From the listing that follows, extract every line and set it down unaltered.

Stored records

════════════════════

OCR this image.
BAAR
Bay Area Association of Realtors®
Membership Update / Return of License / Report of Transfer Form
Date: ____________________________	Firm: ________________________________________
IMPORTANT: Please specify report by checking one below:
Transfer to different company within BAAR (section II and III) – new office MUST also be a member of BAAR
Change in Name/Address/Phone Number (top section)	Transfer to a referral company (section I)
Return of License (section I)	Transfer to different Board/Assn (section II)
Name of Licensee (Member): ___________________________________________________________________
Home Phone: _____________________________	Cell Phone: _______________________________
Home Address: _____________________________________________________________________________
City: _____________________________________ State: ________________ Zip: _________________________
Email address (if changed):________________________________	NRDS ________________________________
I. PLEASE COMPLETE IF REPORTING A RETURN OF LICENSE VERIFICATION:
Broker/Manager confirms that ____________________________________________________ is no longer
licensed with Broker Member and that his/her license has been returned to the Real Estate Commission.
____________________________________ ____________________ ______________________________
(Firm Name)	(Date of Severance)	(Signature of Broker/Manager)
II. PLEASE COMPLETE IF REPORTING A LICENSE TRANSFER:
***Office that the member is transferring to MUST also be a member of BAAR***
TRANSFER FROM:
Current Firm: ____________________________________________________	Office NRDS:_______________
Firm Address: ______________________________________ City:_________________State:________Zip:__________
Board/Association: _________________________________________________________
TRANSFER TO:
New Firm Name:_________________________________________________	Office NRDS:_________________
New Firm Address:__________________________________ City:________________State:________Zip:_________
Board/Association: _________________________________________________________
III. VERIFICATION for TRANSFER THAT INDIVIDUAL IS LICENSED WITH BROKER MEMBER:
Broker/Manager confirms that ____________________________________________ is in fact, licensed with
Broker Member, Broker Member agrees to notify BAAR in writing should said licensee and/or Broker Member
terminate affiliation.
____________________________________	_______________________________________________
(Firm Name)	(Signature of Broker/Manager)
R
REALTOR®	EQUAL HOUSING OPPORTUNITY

════════════════════

## Solved problem
OCR this image.
BAAR
Bay Area Association of Realtors®
Membership Update / Return of License / Report of Transfer Form
Date: ____________________________	Firm: ________________________________________
IMPORTANT: Please specify report by checking one below:
Transfer to different company within BAAR (section II and III) – new office MUST also be a member of BAAR
Change in Name/Address/Phone Number (top section)	Transfer to a referral company (section I)
Return of License (section I)	Transfer to different Board/Assn (section II)
Name of Licensee (Member): ___________________________________________________________________
Home Phone: _____________________________	Cell Phone: _______________________________
Home Address: _____________________________________________________________________________
City: _____________________________________ State: ________________ Zip: _________________________
Email address (if changed):________________________________	NRDS ________________________________
I. PLEASE COMPLETE IF REPORTING A RETURN OF LICENSE VERIFICATION:
Broker/Manager confirms that ____________________________________________________ is no longer
licensed with Broker Member and that his/her license has been returned to the Real Estate Commission.
____________________________________ ____________________ ______________________________
(Firm Name)	(Date of Severance)	(Signature of Broker/Manager)
II. PLEASE COMPLETE IF REPORTING A LICENSE TRANSFER:
***Office that the member is transferring to MUST also be a member of BAAR***
TRANSFER FROM:
Current Firm: ____________________________________________________	Office NRDS:_______________
Firm Address: ______________________________________ City:_________________State:________Zip:__________
Board/Association: _________________________________________________________
TRANSFER TO:
New Firm Name:_________________________________________________	Office NRDS:_________________
New Firm Address:__________________________________ City:________________State:________Zip:_________
Board/Association: _________________________________________________________
III. VERIFICATION for TRANSFER THAT INDIVIDUAL IS LICENSED WITH BROKER MEMBER:
Broker/Manager confirms that ____________________________________________ is in fact, licensed with
Broker Member, Broker Member agrees to notify BAAR in writing should said licensee and/or Broker Member
terminate affiliation.
____________________________________	_______________________________________________
(Firm Name)	(Signature of Broker/Manager)
R
REALTOR®	EQUAL HOUSING OPPORTUNITY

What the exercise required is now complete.